● What is expected
Please transcribe the data below exactly. Leave the pictures out.

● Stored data
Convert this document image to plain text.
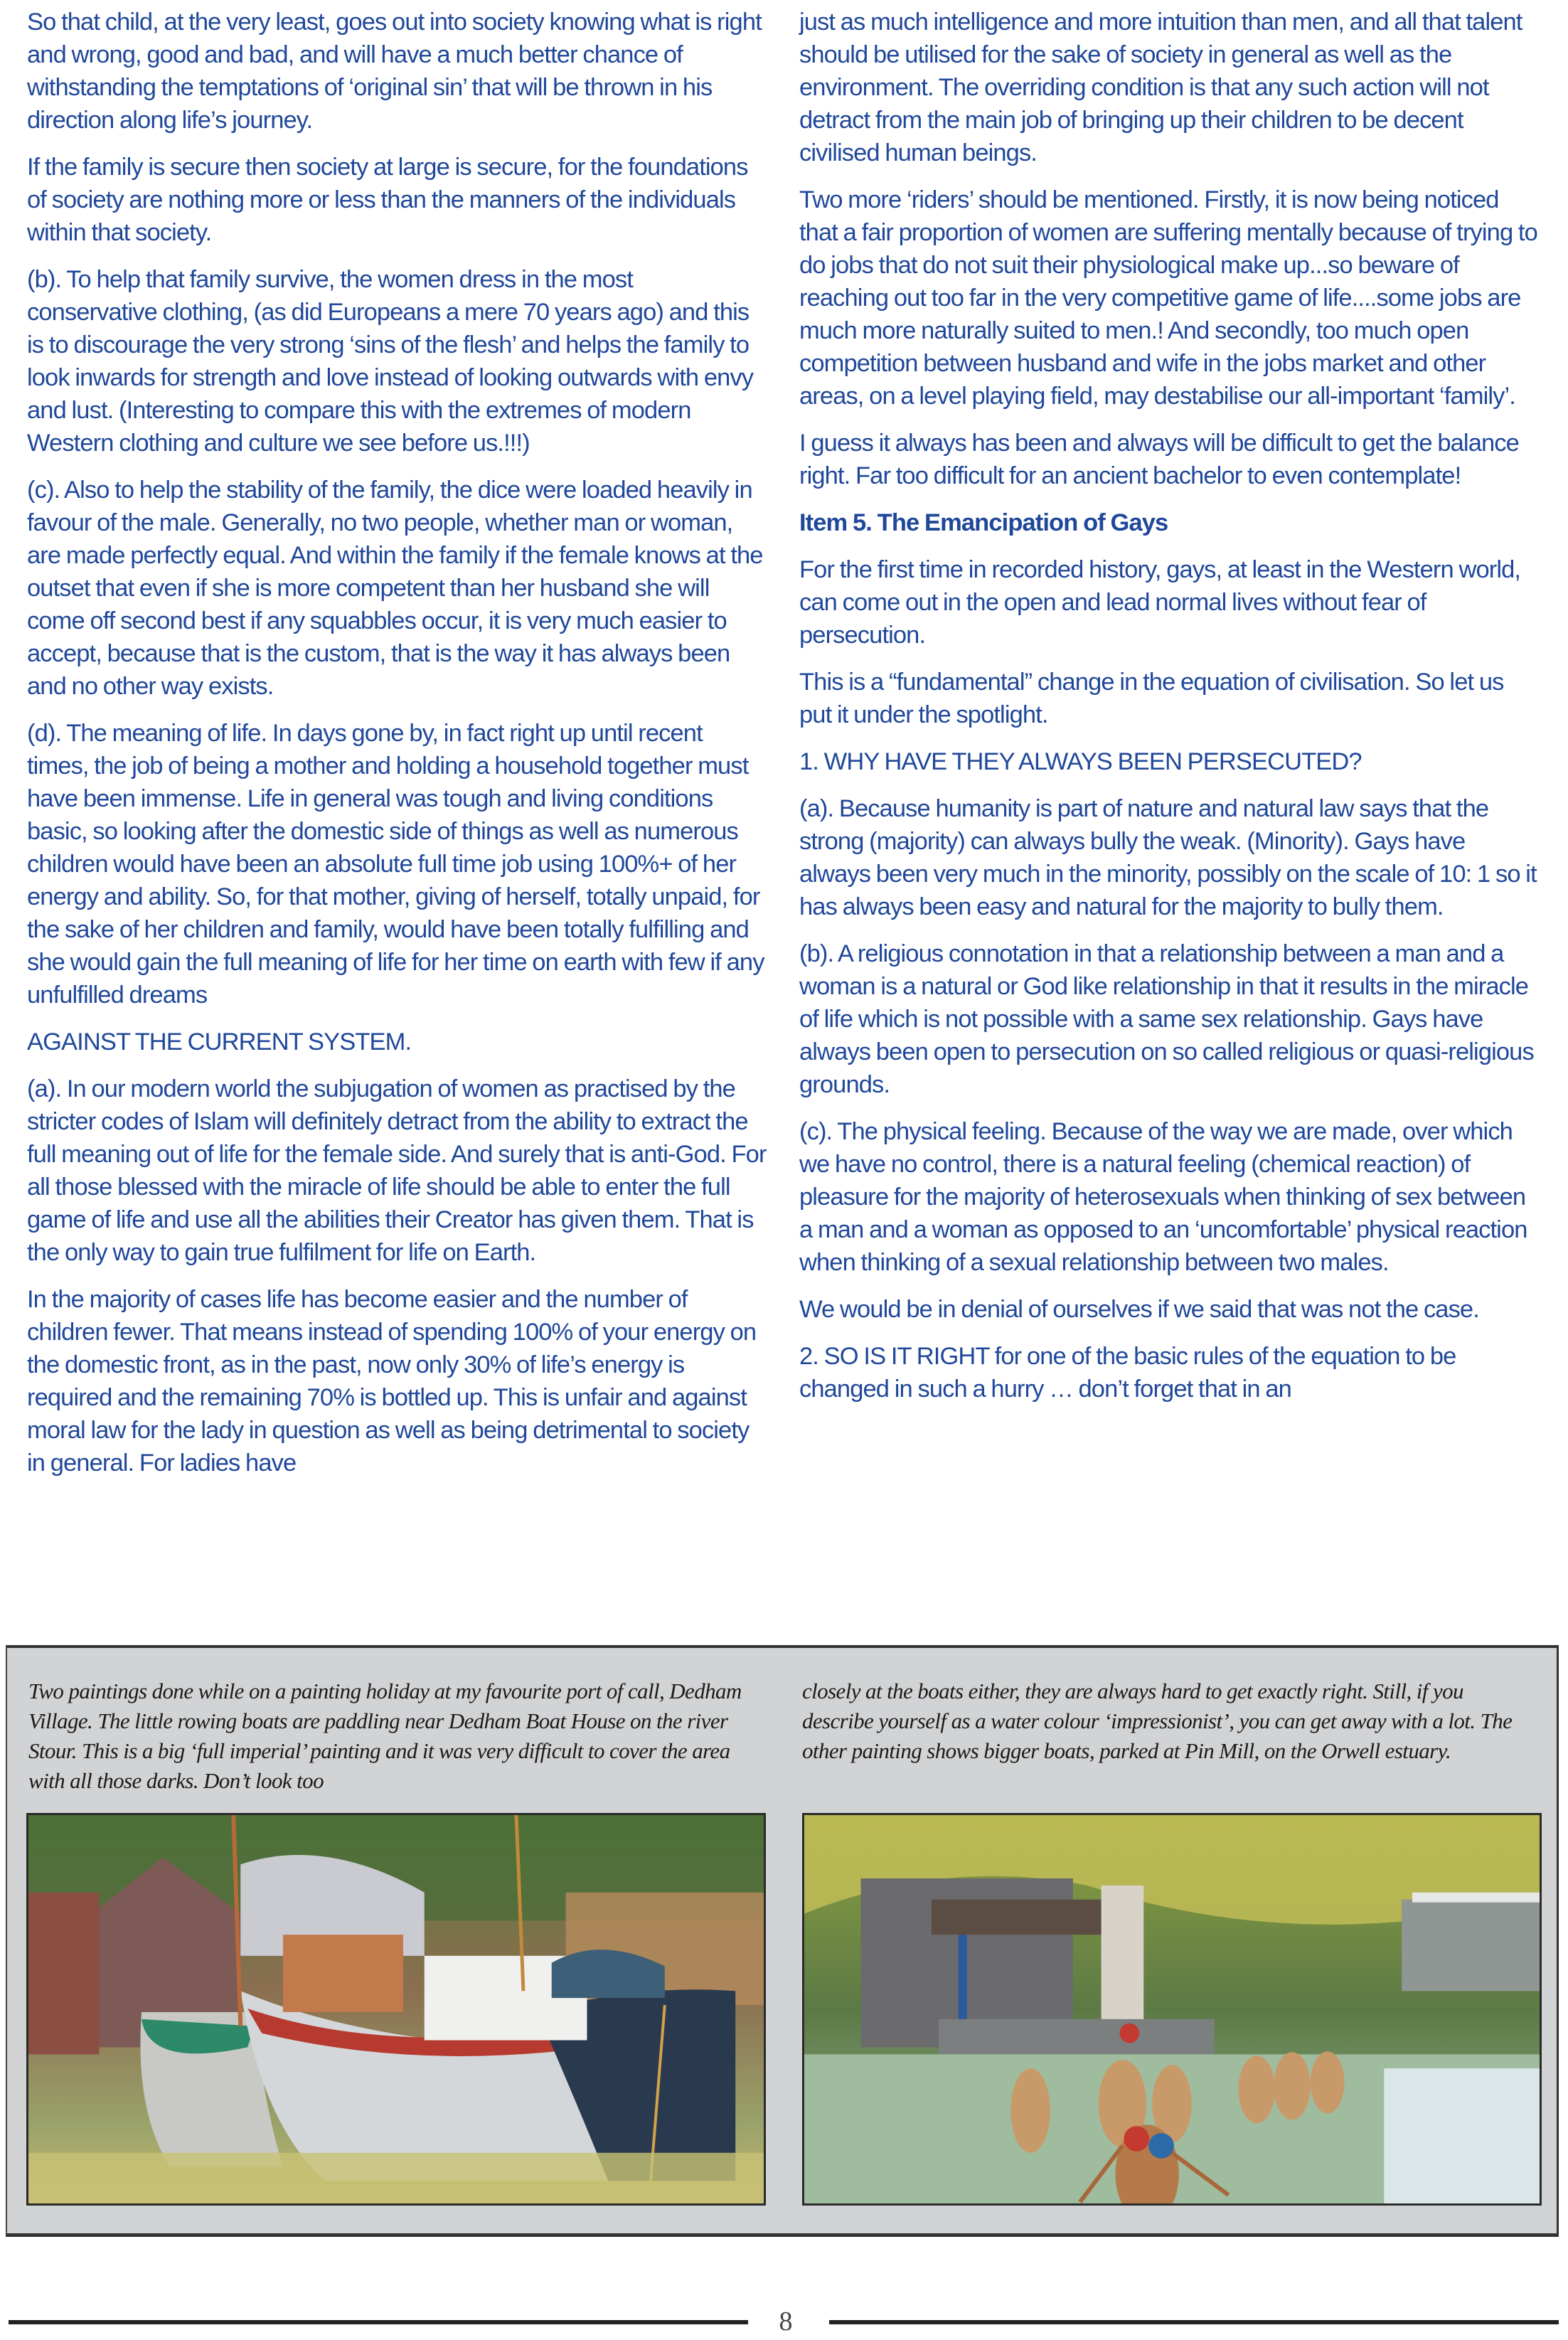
So that child, at the very least, goes out into society knowing what is right and wrong, good and bad, and will have a much better chance of withstanding the temptations of ‘original sin’ that will be thrown in his direction along life’s journey.

If the family is secure then society at large is secure, for the foundations of society are nothing more or less than the manners of the individuals within that society.

(b). To help that family survive, the women dress in the most conservative clothing, (as did Europeans a mere 70 years ago) and this is to discourage the very strong ‘sins of the flesh’ and helps the family to look inwards for strength and love instead of looking outwards with envy and lust. (Interesting to compare this with the extremes of modern Western clothing and culture we see before us.!!!)

(c). Also to help the stability of the family, the dice were loaded heavily in favour of the male. Generally, no two people, whether man or woman, are made perfectly equal. And within the family if the female knows at the outset that even if she is more competent than her husband she will come off second best if any squabbles occur, it is very much easier to accept, because that is the custom, that is the way it has always been and no other way exists.

(d). The meaning of life. In days gone by, in fact right up until recent times, the job of being a mother and holding a household together must have been immense. Life in general was tough and living conditions basic, so looking after the domestic side of things as well as numerous children would have been an absolute full time job using 100%+ of her energy and ability. So, for that mother, giving of herself, totally unpaid, for the sake of her children and family, would have been totally fulfilling and she would gain the full meaning of life for her time on earth with few if any unfulfilled dreams

AGAINST THE CURRENT SYSTEM.

(a). In our modern world the subjugation of women as practised by the stricter codes of Islam will definitely detract from the ability to extract the full meaning out of life for the female side. And surely that is anti-God. For all those blessed with the miracle of life should be able to enter the full game of life and use all the abilities their Creator has given them. That is the only way to gain true fulfilment for life on Earth.

In the majority of cases life has become easier and the number of children fewer. That means instead of spending 100% of your energy on the domestic front, as in the past, now only 30% of life’s energy is required and the remaining 70% is bottled up. This is unfair and against moral law for the lady in question as well as being detrimental to society in general. For ladies have

just as much intelligence and more intuition than men, and all that talent should be utilised for the sake of society in general as well as the environment. The overriding condition is that any such action will not detract from the main job of bringing up their children to be decent civilised human beings.

Two more ‘riders’ should be mentioned. Firstly, it is now being noticed that a fair proportion of women are suffering mentally because of trying to do jobs that do not suit their physiological make up...so beware of reaching out too far in the very competitive game of life....some jobs are much more naturally suited to men.! And secondly, too much open competition between husband and wife in the jobs market and other areas, on a level playing field, may destabilise our all-important ‘family’.

I guess it always has been and always will be difficult to get the balance right. Far too difficult for an ancient bachelor to even contemplate!

Item 5. The Emancipation of Gays

For the first time in recorded history, gays, at least in the Western world, can come out in the open and lead normal lives without fear of persecution.

This is a “fundamental” change in the equation of civilisation. So let us put it under the spotlight.

1. WHY HAVE THEY ALWAYS BEEN PERSECUTED?

(a). Because humanity is part of nature and natural law says that the strong (majority) can always bully the weak. (Minority). Gays have always been very much in the minority, possibly on the scale of 10: 1 so it has always been easy and natural for the majority to bully them.

(b). A religious connotation in that a relationship between a man and a woman is a natural or God like relationship in that it results in the miracle of life which is not possible with a same sex relationship. Gays have always been open to persecution on so called religious or quasi-religious grounds.

(c). The physical feeling. Because of the way we are made, over which we have no control, there is a natural feeling (chemical reaction) of pleasure for the majority of heterosexuals when thinking of sex between a man and a woman as opposed to an ‘uncomfortable’ physical reaction when thinking of a sexual relationship between two males.

We would be in denial of ourselves if we said that was not the case.

2. SO IS IT RIGHT for one of the basic rules of the equation to be changed in such a hurry … don’t forget that in an

Two paintings done while on a painting holiday at my favourite port of call, Dedham Village. The little rowing boats are paddling near Dedham Boat House on the river Stour. This is a big ‘full imperial’ painting and it was very difficult to cover the area with all those darks. Don’t look too
closely at the boats either, they are always hard to get exactly right. Still, if you describe yourself as a water colour ‘impressionist’, you can get away with a lot. The other painting shows bigger boats, parked at Pin Mill, on the Orwell estuary.
8
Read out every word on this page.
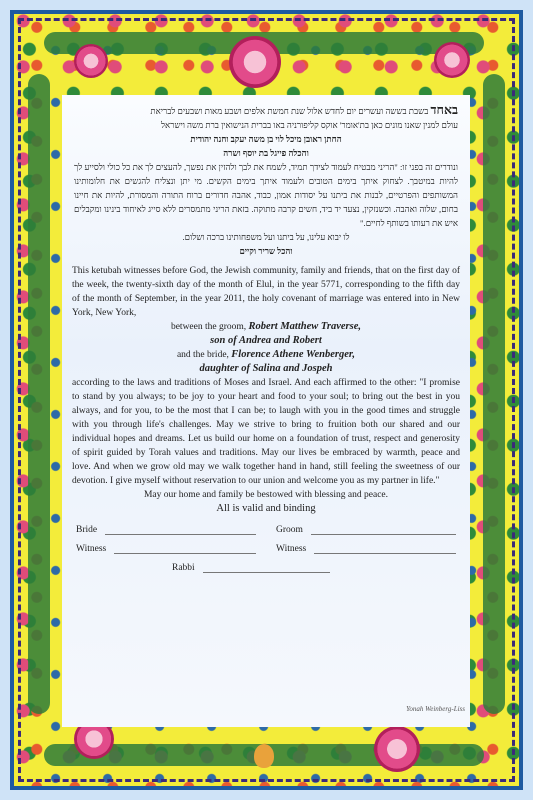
באחד בשבת בששה ועשרים יום לחדש אלול שנת חמשת אלפים ושבע מאות ושבעים לבריאת
עולם למנין שאנו מונים כאן בת'אומר' אוקס קליפורניה באו בברית הנישואין ברת משה וישראל
החתן ראובן מיכל לוי בן משה יעקב וחנה יהודית
והכלה פייגל בת יוסף ושרה
ונודרים זה בפני זו: "הריני מבטיח לעמוד לצידך תמיד, לשמח את לבך ולהזין את נפשך, להעצים לך את כל כולי ולסייע לך להיות במיטבך. לצחוק איתך בימים הטובים ולעמוד איתך בימים הקשים. מי יתן ונצליח להגשים את חלומותינו המשותפים והפרטיים, לבנות את ביתנו על יסודות אמון, כבוד, אהבה חדורים ברוח התורה והמסורת, להיות את חיינו בחום, שלוה ואהבה. וכשנזקין, נצעד יד ביד, חשים קרבה מתוקה. בזאת הריני מתמסרים ללא סייג לאיחוד בינינו ומקבלים איש את רעותו בשותף לחיים."
לו יבוא עלינו, על ביתנו ועל משפחותינו ברכה ושלום.
והכל שריר וקיים
This ketubah witnesses before God, the Jewish community, family and friends, that on the first day of the week, the twenty-sixth day of the month of Elul, in the year 5771, corresponding to the fifth day of the month of September, in the year 2011, the holy covenant of marriage was entered into in New York, New York,
between the groom, Robert Matthew Traverse,
son of Andrea and Robert
and the bride, Florence Athene Wenberger,
daughter of Salina and Jospeh
according to the laws and traditions of Moses and Israel. And each affirmed to the other: "I promise to stand by you always; to be joy to your heart and food to your soul; to bring out the best in you always, and for you, to be the most that I can be; to laugh with you in the good times and struggle with you through life's challenges. May we strive to bring to fruition both our shared and our individual hopes and dreams. Let us build our home on a foundation of trust, respect and generosity of spirit guided by Torah values and traditions. May our lives be embraced by warmth, peace and love. And when we grow old may we walk together hand in hand, still feeling the sweetness of our devotion. I give myself without reservation to our union and welcome you as my partner in life."
May our home and family be bestowed with blessing and peace.
All is valid and binding
Bride	Groom
Witness	Witness
Rabbi
Yonah Weinberg-Liss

● Full response
Convert this document image to plain text.
So that child, at the very least, goes out into society knowing what is right and wrong, good and bad, and will have a much better chance of withstanding the temptations of ‘original sin’ that will be thrown in his direction along life’s journey.

If the family is secure then society at large is secure, for the foundations of society are nothing more or less than the manners of the individuals within that society.

(b). To help that family survive, the women dress in the most conservative clothing, (as did Europeans a mere 70 years ago) and this is to discourage the very strong ‘sins of the flesh’ and helps the family to look inwards for strength and love instead of looking outwards with envy and lust. (Interesting to compare this with the extremes of modern Western clothing and culture we see before us.!!!)

(c). Also to help the stability of the family, the dice were loaded heavily in favour of the male. Generally, no two people, whether man or woman, are made perfectly equal. And within the family if the female knows at the outset that even if she is more competent than her husband she will come off second best if any squabbles occur, it is very much easier to accept, because that is the custom, that is the way it has always been and no other way exists.

(d). The meaning of life. In days gone by, in fact right up until recent times, the job of being a mother and holding a household together must have been immense. Life in general was tough and living conditions basic, so looking after the domestic side of things as well as numerous children would have been an absolute full time job using 100%+ of her energy and ability. So, for that mother, giving of herself, totally unpaid, for the sake of her children and family, would have been totally fulfilling and she would gain the full meaning of life for her time on earth with few if any unfulfilled dreams

AGAINST THE CURRENT SYSTEM.

(a). In our modern world the subjugation of women as practised by the stricter codes of Islam will definitely detract from the ability to extract the full meaning out of life for the female side. And surely that is anti-God. For all those blessed with the miracle of life should be able to enter the full game of life and use all the abilities their Creator has given them. That is the only way to gain true fulfilment for life on Earth.

In the majority of cases life has become easier and the number of children fewer. That means instead of spending 100% of your energy on the domestic front, as in the past, now only 30% of life’s energy is required and the remaining 70% is bottled up. This is unfair and against moral law for the lady in question as well as being detrimental to society in general. For ladies have

just as much intelligence and more intuition than men, and all that talent should be utilised for the sake of society in general as well as the environment. The overriding condition is that any such action will not detract from the main job of bringing up their children to be decent civilised human beings.

Two more ‘riders’ should be mentioned. Firstly, it is now being noticed that a fair proportion of women are suffering mentally because of trying to do jobs that do not suit their physiological make up...so beware of reaching out too far in the very competitive game of life....some jobs are much more naturally suited to men.! And secondly, too much open competition between husband and wife in the jobs market and other areas, on a level playing field, may destabilise our all-important ‘family’.

I guess it always has been and always will be difficult to get the balance right. Far too difficult for an ancient bachelor to even contemplate!

Item 5. The Emancipation of Gays

For the first time in recorded history, gays, at least in the Western world, can come out in the open and lead normal lives without fear of persecution.

This is a “fundamental” change in the equation of civilisation. So let us put it under the spotlight.

1. WHY HAVE THEY ALWAYS BEEN PERSECUTED?

(a). Because humanity is part of nature and natural law says that the strong (majority) can always bully the weak. (Minority). Gays have always been very much in the minority, possibly on the scale of 10: 1 so it has always been easy and natural for the majority to bully them.

(b). A religious connotation in that a relationship between a man and a woman is a natural or God like relationship in that it results in the miracle of life which is not possible with a same sex relationship. Gays have always been open to persecution on so called religious or quasi-religious grounds.

(c). The physical feeling. Because of the way we are made, over which we have no control, there is a natural feeling (chemical reaction) of pleasure for the majority of heterosexuals when thinking of sex between a man and a woman as opposed to an ‘uncomfortable’ physical reaction when thinking of a sexual relationship between two males.

We would be in denial of ourselves if we said that was not the case.

2. SO IS IT RIGHT for one of the basic rules of the equation to be changed in such a hurry … don’t forget that in an

Two paintings done while on a painting holiday at my favourite port of call, Dedham Village. The little rowing boats are paddling near Dedham Boat House on the river Stour. This is a big ‘full imperial’ painting and it was very difficult to cover the area with all those darks. Don’t look too
closely at the boats either, they are always hard to get exactly right. Still, if you describe yourself as a water colour ‘impressionist’, you can get away with a lot. The other painting shows bigger boats, parked at Pin Mill, on the Orwell estuary.
8
Read out every word on this page.
באחד בשבת בששה ועשרים יום לחדש אלול שנת חמשת אלפים ושבע מאות ושבעים לבריאת
עולם למנין שאנו מונים כאן בת'אומר' אוקס קליפורניה באו בברית הנישואין ברת משה וישראל
החתן ראובן מיכל לוי בן משה יעקב וחנה יהודית
והכלה פייגל בת יוסף ושרה
ונודרים זה בפני זו: "הריני מבטיח לעמוד לצידך תמיד, לשמח את לבך ולהזין את נפשך, להעצים לך את כל כולי ולסייע לך להיות במיטבך. לצחוק איתך בימים הטובים ולעמוד איתך בימים הקשים. מי יתן ונצליח להגשים את חלומותינו המשותפים והפרטיים, לבנות את ביתנו על יסודות אמון, כבוד, אהבה חדורים ברוח התורה והמסורת, להיות את חיינו בחום, שלוה ואהבה. וכשנזקין, נצעד יד ביד, חשים קרבה מתוקה. בזאת הריני מתמסרים ללא סייג לאיחוד בינינו ומקבלים איש את רעותו בשותף לחיים."
לו יבוא עלינו, על ביתנו ועל משפחותינו ברכה ושלום.
והכל שריר וקיים
This ketubah witnesses before God, the Jewish community, family and friends, that on the first day of the week, the twenty-sixth day of the month of Elul, in the year 5771, corresponding to the fifth day of the month of September, in the year 2011, the holy covenant of marriage was entered into in New York, New York,
between the groom, Robert Matthew Traverse,
son of Andrea and Robert
and the bride, Florence Athene Wenberger,
daughter of Salina and Jospeh
according to the laws and traditions of Moses and Israel. And each affirmed to the other: "I promise to stand by you always; to be joy to your heart and food to your soul; to bring out the best in you always, and for you, to be the most that I can be; to laugh with you in the good times and struggle with you through life's challenges. May we strive to bring to fruition both our shared and our individual hopes and dreams. Let us build our home on a foundation of trust, respect and generosity of spirit guided by Torah values and traditions. May our lives be embraced by warmth, peace and love. And when we grow old may we walk together hand in hand, still feeling the sweetness of our devotion. I give myself without reservation to our union and welcome you as my partner in life."
May our home and family be bestowed with blessing and peace.
All is valid and binding
Bride	Groom
Witness	Witness
Rabbi
Yonah Weinberg-Liss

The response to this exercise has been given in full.